Take the listing and print it in full, exactly as given.

(Stored data)
—————

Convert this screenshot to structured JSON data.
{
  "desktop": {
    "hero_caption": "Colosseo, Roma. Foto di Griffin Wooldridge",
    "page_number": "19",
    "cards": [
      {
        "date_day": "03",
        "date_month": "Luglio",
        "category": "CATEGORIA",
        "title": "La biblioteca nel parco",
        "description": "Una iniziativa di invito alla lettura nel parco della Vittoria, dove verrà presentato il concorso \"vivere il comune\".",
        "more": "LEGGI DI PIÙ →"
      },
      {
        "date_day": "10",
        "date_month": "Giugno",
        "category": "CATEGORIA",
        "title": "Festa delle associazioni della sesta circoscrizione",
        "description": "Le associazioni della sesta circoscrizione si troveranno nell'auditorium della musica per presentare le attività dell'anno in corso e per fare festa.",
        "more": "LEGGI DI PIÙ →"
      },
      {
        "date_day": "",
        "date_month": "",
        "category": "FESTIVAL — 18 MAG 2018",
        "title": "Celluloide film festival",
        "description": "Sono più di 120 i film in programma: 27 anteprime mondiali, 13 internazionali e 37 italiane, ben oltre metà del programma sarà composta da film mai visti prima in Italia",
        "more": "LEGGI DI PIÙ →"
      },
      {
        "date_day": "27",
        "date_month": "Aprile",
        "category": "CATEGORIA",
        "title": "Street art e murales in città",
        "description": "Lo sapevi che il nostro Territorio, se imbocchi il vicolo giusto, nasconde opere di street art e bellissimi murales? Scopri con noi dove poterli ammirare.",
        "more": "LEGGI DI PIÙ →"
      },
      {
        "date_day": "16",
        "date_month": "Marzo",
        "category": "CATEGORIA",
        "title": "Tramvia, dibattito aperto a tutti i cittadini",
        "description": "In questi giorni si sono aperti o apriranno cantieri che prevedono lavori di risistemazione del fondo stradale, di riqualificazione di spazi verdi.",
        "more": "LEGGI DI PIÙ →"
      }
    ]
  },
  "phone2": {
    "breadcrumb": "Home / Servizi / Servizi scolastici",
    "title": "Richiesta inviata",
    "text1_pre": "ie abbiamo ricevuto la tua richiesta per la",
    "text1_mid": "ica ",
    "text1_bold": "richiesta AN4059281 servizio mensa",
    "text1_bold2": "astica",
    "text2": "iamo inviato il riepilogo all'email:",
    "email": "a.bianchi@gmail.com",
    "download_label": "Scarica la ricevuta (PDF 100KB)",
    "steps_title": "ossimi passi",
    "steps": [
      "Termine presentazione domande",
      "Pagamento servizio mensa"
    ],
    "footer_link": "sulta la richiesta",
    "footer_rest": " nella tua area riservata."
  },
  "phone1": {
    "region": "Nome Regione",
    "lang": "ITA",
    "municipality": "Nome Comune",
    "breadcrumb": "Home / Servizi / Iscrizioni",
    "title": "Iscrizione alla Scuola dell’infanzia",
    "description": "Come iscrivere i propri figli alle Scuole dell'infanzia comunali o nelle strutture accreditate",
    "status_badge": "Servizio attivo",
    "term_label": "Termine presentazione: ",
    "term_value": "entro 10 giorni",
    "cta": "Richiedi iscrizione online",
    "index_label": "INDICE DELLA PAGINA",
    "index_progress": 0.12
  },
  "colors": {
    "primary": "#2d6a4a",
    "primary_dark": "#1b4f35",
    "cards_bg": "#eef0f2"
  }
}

—————

Solution to the problem:
Convert this screenshot to structured JSON data.
{
  "desktop": {
    "hero_caption": "Colosseo, Roma. Foto di Griffin Wooldridge",
    "page_number": "19",
    "cards": [
      {
        "date_day": "03",
        "date_month": "Luglio",
        "category": "CATEGORIA",
        "title": "La biblioteca nel parco",
        "description": "Una iniziativa di invito alla lettura nel parco della Vittoria, dove verrà presentato il concorso \"vivere il comune\".",
        "more": "LEGGI DI PIÙ →"
      },
      {
        "date_day": "10",
        "date_month": "Giugno",
        "category": "CATEGORIA",
        "title": "Festa delle associazioni della sesta circoscrizione",
        "description": "Le associazioni della sesta circoscrizione si troveranno nell'auditorium della musica per presentare le attività dell'anno in corso e per fare festa.",
        "more": "LEGGI DI PIÙ →"
      },
      {
        "date_day": "",
        "date_month": "",
        "category": "FESTIVAL — 18 MAG 2018",
        "title": "Celluloide film festival",
        "description": "Sono più di 120 i film in programma: 27 anteprime mondiali, 13 internazionali e 37 italiane, ben oltre metà del programma sarà composta da film mai visti prima in Italia",
        "more": "LEGGI DI PIÙ →"
      },
      {
        "date_day": "27",
        "date_month": "Aprile",
        "category": "CATEGORIA",
        "title": "Street art e murales in città",
        "description": "Lo sapevi che il nostro Territorio, se imbocchi il vicolo giusto, nasconde opere di street art e bellissimi murales? Scopri con noi dove poterli ammirare.",
        "more": "LEGGI DI PIÙ →"
      },
      {
        "date_day": "16",
        "date_month": "Marzo",
        "category": "CATEGORIA",
        "title": "Tramvia, dibattito aperto a tutti i cittadini",
        "description": "In questi giorni si sono aperti o apriranno cantieri che prevedono lavori di risistemazione del fondo stradale, di riqualificazione di spazi verdi.",
        "more": "LEGGI DI PIÙ →"
      }
    ]
  },
  "phone2": {
    "breadcrumb": "Home / Servizi / Servizi scolastici",
    "title": "Richiesta inviata",
    "text1_pre": "ie abbiamo ricevuto la tua richiesta per la",
    "text1_mid": "ica ",
    "text1_bold": "richiesta AN4059281 servizio mensa",
    "text1_bold2": "astica",
    "text2": "iamo inviato il riepilogo all'email:",
    "email": "a.bianchi@gmail.com",
    "download_label": "Scarica la ricevuta (PDF 100KB)",
    "steps_title": "ossimi passi",
    "steps": [
      "Termine presentazione domande",
      "Pagamento servizio mensa"
    ],
    "footer_link": "sulta la richiesta",
    "footer_rest": " nella tua area riservata."
  },
  "phone1": {
    "region": "Nome Regione",
    "lang": "ITA",
    "municipality": "Nome Comune",
    "breadcrumb": "Home / Servizi / Iscrizioni",
    "title": "Iscrizione alla Scuola dell’infanzia",
    "description": "Come iscrivere i propri figli alle Scuole dell'infanzia comunali o nelle strutture accreditate",
    "status_badge": "Servizio attivo",
    "term_label": "Termine presentazione: ",
    "term_value": "entro 10 giorni",
    "cta": "Richiedi iscrizione online",
    "index_label": "INDICE DELLA PAGINA",
    "index_progress": 0.12
  },
  "colors": {
    "primary": "#2d6a4a",
    "primary_dark": "#1b4f35",
    "cards_bg": "#eef0f2"
  }
}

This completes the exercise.